| WHAT THE TASK REQUIRES |
Emit only the lines from the line containing "Serialize everything readable" through the last line of the entries, unchanged.

| DATASET EXCERPTS |
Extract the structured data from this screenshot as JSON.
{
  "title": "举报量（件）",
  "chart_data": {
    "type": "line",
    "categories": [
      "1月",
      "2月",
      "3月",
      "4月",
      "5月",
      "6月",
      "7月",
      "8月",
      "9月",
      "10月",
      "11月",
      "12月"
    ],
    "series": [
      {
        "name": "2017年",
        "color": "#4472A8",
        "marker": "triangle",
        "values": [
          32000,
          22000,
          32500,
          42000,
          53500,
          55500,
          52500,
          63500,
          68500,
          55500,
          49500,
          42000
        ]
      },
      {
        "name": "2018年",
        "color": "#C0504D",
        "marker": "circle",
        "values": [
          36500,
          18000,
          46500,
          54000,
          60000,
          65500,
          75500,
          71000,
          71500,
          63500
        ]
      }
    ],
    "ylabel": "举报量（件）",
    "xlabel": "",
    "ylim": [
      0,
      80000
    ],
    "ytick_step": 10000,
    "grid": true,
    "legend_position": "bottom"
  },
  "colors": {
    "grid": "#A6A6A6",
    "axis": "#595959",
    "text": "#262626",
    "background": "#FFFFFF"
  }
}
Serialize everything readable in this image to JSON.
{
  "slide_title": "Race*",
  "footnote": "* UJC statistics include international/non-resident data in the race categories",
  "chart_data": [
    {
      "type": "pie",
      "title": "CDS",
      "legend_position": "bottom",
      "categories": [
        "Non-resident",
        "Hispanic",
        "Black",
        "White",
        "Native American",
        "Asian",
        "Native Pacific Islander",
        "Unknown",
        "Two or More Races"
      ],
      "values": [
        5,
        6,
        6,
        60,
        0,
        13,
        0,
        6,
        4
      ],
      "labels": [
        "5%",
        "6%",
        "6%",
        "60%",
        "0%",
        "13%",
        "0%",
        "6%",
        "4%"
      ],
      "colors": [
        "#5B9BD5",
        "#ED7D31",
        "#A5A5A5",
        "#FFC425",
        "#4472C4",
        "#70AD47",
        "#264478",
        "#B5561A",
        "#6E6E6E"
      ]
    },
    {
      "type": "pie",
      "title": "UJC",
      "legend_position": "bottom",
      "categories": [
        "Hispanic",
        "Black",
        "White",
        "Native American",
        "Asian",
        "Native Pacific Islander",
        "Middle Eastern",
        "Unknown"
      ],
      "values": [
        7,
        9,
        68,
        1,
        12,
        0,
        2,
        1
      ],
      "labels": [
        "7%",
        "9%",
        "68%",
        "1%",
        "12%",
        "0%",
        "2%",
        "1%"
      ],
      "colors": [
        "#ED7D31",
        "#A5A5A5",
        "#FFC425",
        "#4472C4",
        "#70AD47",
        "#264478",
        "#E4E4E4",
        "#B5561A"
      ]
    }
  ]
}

| ANSWER TO THE EXERCISE |
Serialize everything readable in this image to JSON.
{
  "slide_title": "Race*",
  "footnote": "* UJC statistics include international/non-resident data in the race categories",
  "chart_data": [
    {
      "type": "pie",
      "title": "CDS",
      "legend_position": "bottom",
      "categories": [
        "Non-resident",
        "Hispanic",
        "Black",
        "White",
        "Native American",
        "Asian",
        "Native Pacific Islander",
        "Unknown",
        "Two or More Races"
      ],
      "values": [
        5,
        6,
        6,
        60,
        0,
        13,
        0,
        6,
        4
      ],
      "labels": [
        "5%",
        "6%",
        "6%",
        "60%",
        "0%",
        "13%",
        "0%",
        "6%",
        "4%"
      ],
      "colors": [
        "#5B9BD5",
        "#ED7D31",
        "#A5A5A5",
        "#FFC425",
        "#4472C4",
        "#70AD47",
        "#264478",
        "#B5561A",
        "#6E6E6E"
      ]
    },
    {
      "type": "pie",
      "title": "UJC",
      "legend_position": "bottom",
      "categories": [
        "Hispanic",
        "Black",
        "White",
        "Native American",
        "Asian",
        "Native Pacific Islander",
        "Middle Eastern",
        "Unknown"
      ],
      "values": [
        7,
        9,
        68,
        1,
        12,
        0,
        2,
        1
      ],
      "labels": [
        "7%",
        "9%",
        "68%",
        "1%",
        "12%",
        "0%",
        "2%",
        "1%"
      ],
      "colors": [
        "#ED7D31",
        "#A5A5A5",
        "#FFC425",
        "#4472C4",
        "#70AD47",
        "#264478",
        "#E4E4E4",
        "#B5561A"
      ]
    }
  ]
}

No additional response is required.